### TASK DATA

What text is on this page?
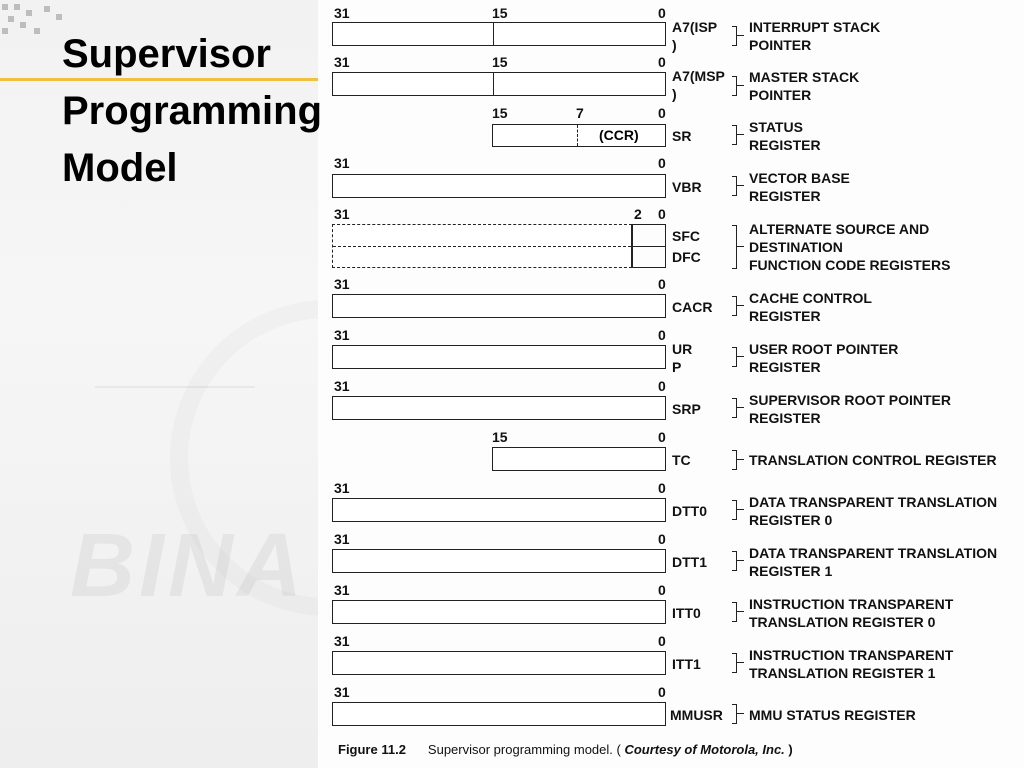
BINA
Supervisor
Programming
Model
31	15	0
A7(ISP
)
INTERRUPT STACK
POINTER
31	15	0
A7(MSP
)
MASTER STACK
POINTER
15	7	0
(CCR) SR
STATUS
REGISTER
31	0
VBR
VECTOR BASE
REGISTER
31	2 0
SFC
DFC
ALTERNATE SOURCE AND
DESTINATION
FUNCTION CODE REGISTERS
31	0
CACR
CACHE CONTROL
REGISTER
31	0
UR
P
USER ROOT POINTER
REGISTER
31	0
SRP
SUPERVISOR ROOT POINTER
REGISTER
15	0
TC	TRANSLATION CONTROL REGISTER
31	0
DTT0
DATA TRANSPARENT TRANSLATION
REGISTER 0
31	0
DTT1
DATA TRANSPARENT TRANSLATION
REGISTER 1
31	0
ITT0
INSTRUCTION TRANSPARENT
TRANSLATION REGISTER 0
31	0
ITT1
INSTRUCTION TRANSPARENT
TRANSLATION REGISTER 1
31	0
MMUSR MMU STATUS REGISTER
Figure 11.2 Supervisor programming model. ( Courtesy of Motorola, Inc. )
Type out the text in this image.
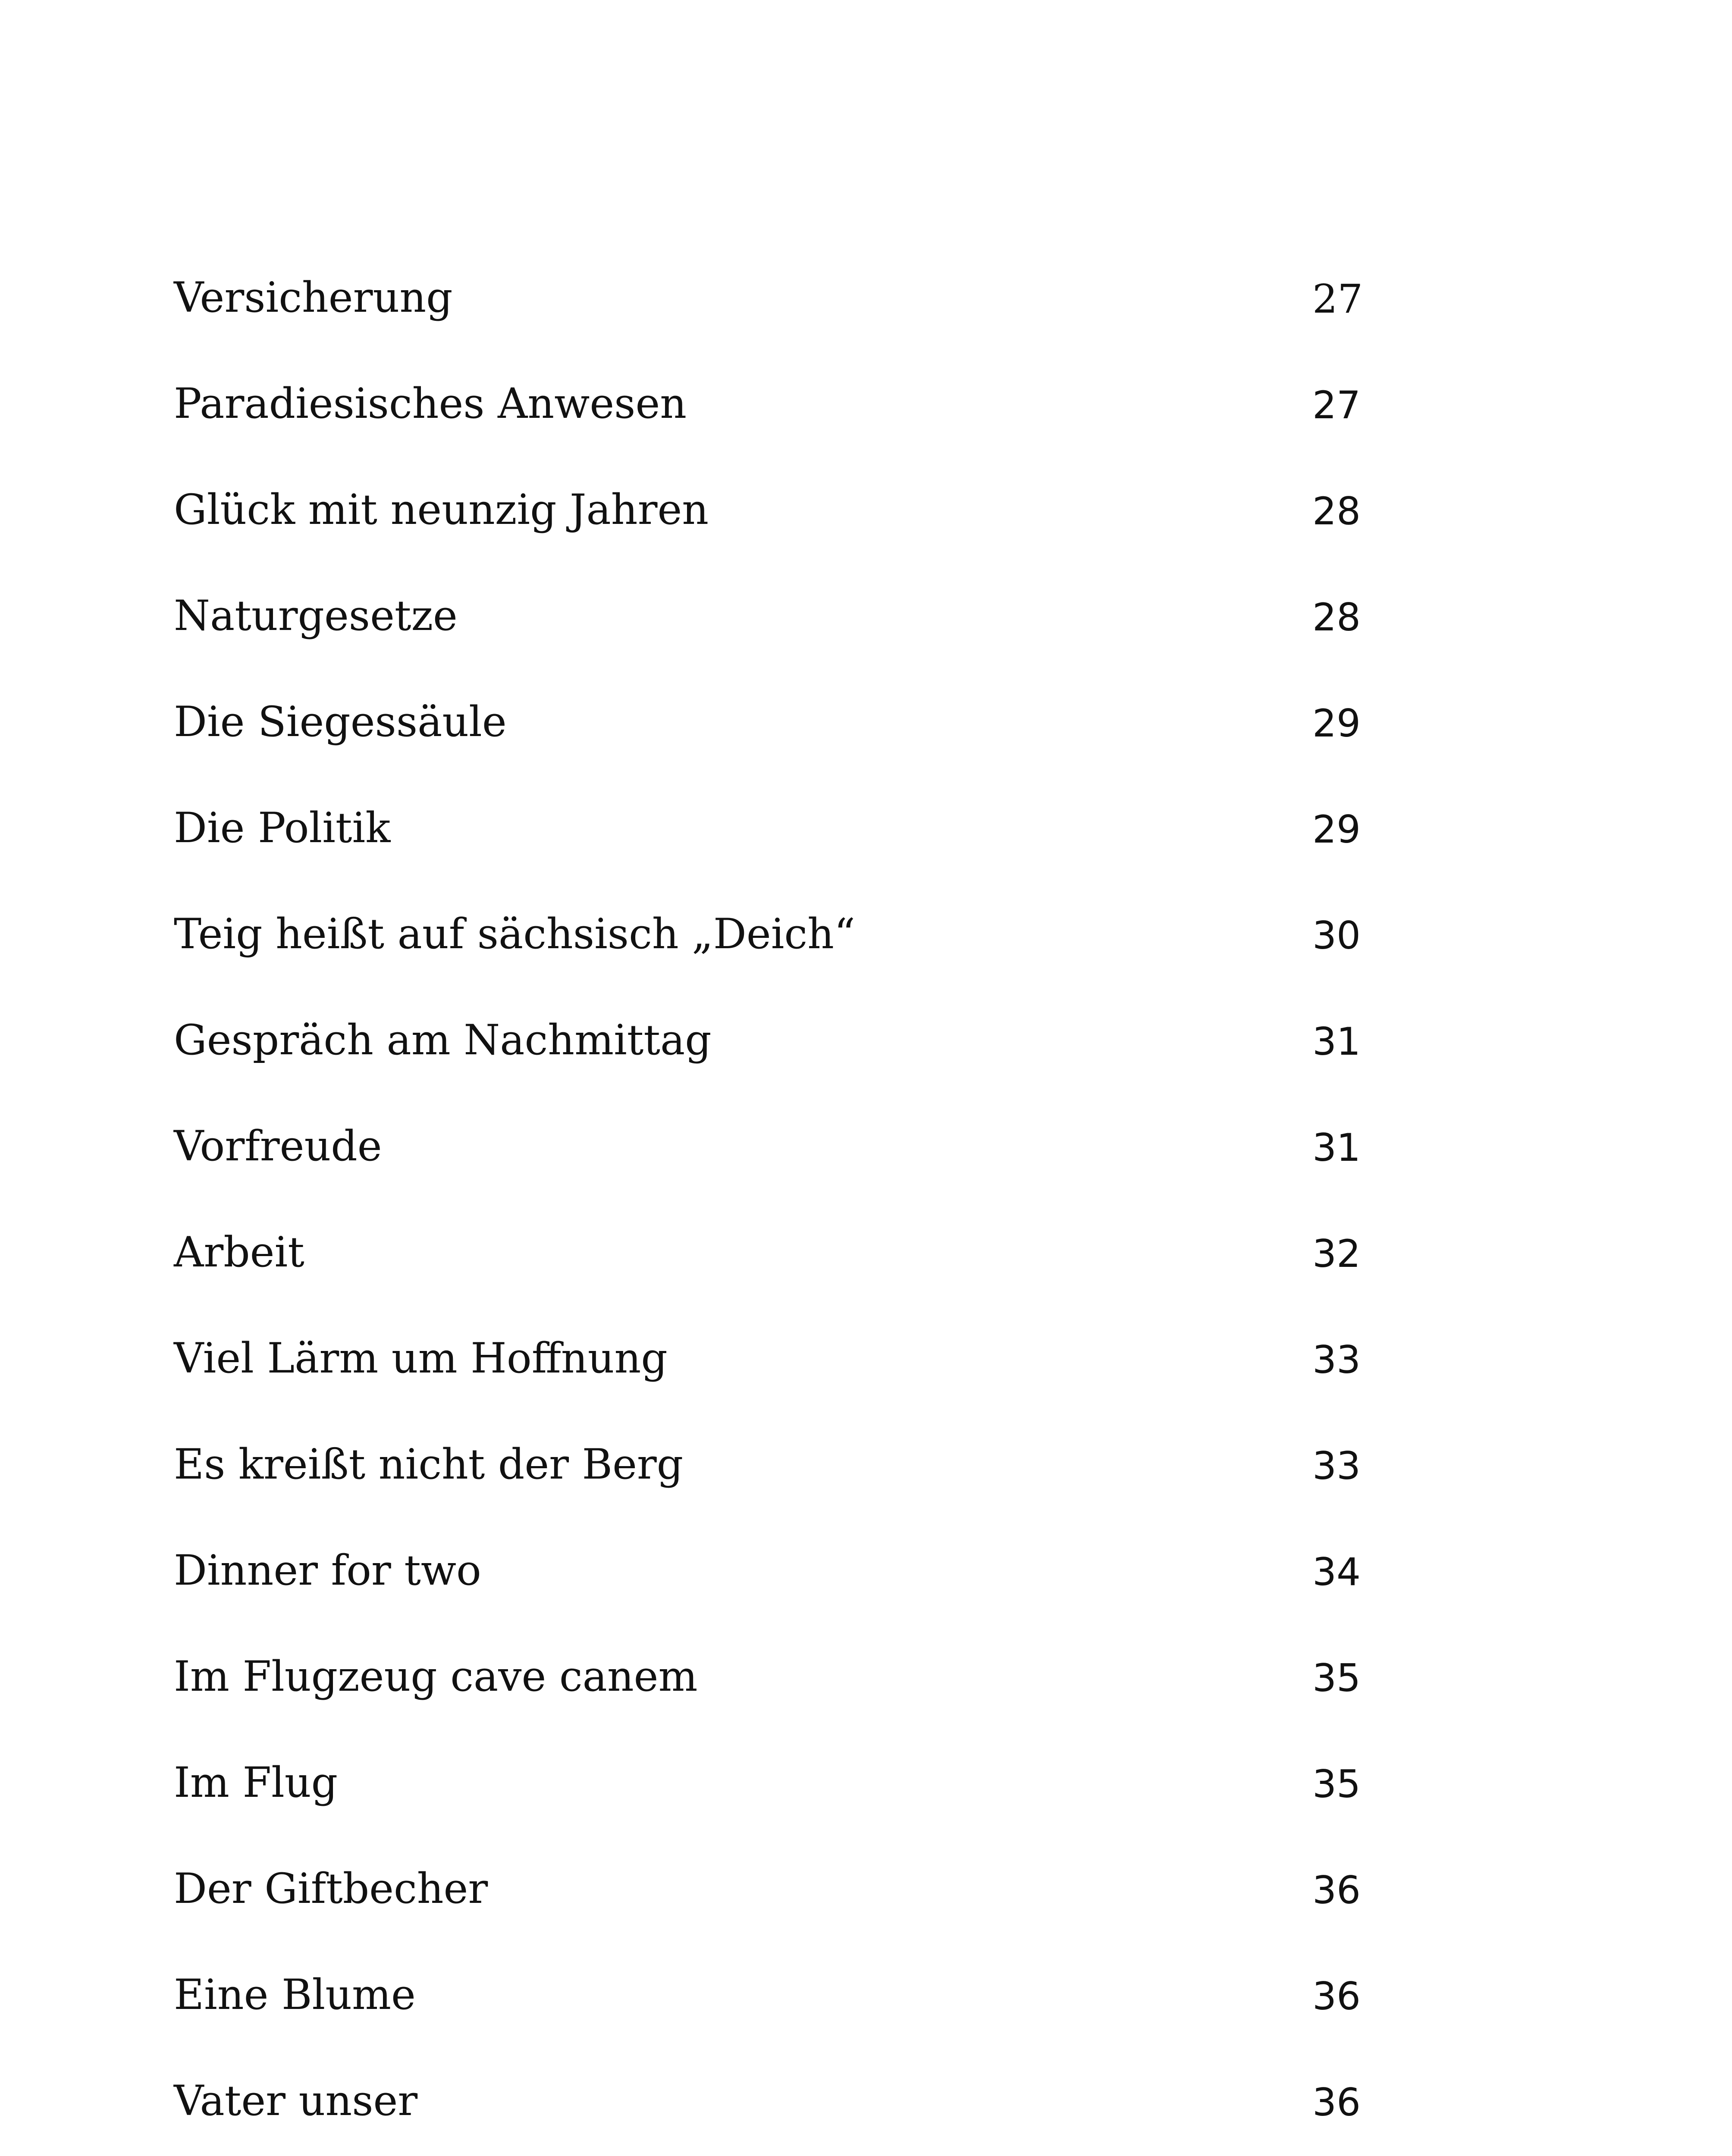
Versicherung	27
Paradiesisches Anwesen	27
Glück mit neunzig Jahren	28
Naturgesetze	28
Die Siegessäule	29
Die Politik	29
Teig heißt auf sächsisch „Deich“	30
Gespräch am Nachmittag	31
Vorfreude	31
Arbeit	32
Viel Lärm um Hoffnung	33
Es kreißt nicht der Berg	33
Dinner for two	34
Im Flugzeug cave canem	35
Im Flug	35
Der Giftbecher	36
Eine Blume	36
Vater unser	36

######
### TASK DATA

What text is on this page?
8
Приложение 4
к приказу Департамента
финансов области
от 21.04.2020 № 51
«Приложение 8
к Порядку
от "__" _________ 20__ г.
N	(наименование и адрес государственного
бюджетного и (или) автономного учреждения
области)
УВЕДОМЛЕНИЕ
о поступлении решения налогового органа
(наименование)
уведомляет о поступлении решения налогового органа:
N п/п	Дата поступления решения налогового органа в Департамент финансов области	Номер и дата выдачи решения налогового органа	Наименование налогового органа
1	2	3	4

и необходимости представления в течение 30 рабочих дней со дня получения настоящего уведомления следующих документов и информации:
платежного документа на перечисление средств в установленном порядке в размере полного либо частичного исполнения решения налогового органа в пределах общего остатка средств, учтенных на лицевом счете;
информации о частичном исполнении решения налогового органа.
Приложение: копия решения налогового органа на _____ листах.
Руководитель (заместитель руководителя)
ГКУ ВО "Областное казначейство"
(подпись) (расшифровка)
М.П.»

######
### TASK DATA

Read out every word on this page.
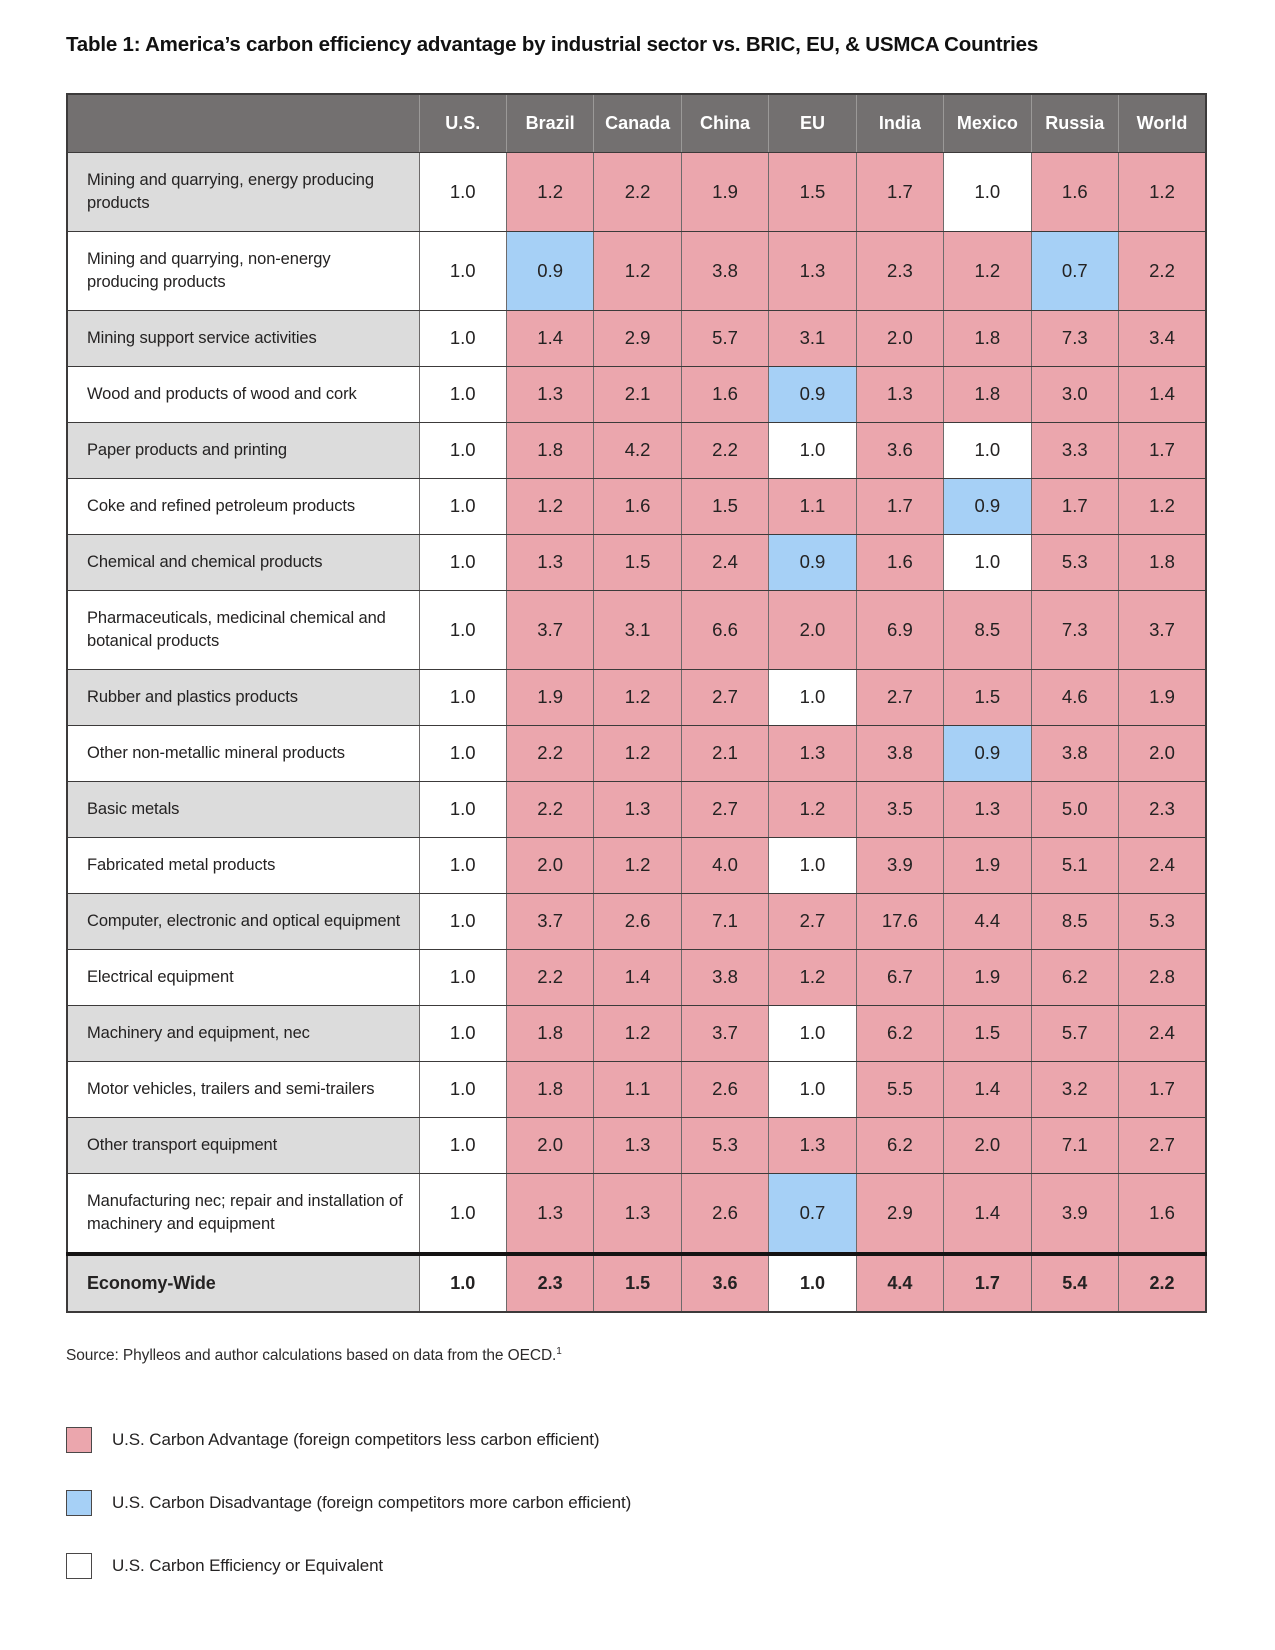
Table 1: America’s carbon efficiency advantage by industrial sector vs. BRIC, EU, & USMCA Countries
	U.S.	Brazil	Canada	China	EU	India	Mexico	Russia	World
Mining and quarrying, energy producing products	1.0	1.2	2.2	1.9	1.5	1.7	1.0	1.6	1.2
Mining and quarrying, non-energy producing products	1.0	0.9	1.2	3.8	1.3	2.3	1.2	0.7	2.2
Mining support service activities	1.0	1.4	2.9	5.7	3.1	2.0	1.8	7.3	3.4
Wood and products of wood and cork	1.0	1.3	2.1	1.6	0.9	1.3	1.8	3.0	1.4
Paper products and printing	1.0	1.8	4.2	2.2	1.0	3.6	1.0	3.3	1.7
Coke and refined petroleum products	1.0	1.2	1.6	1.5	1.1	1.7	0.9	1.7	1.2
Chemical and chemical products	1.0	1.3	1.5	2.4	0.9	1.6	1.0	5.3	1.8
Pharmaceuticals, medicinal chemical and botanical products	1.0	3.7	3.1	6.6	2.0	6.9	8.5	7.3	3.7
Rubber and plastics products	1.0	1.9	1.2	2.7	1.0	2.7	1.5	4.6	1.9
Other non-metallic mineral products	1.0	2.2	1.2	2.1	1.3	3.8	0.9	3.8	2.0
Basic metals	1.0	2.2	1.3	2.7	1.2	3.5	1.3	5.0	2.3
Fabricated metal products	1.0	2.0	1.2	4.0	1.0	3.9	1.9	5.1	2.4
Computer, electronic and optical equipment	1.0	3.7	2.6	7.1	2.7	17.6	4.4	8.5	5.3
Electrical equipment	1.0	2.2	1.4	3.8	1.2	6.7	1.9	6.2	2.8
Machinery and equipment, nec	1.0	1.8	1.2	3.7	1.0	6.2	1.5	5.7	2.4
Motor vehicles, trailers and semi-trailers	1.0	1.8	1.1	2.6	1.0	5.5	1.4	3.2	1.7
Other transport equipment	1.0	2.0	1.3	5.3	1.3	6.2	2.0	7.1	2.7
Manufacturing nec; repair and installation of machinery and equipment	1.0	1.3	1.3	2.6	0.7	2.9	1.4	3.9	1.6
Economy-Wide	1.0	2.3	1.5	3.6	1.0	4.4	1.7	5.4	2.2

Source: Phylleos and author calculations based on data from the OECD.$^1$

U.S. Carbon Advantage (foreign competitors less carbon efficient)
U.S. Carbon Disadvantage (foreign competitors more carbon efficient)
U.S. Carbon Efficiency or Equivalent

######

YOUR INSTRUCTIONS
Go through the material above and count the lines that contain "producing"; give that number alone.

TASK SOLUTION
2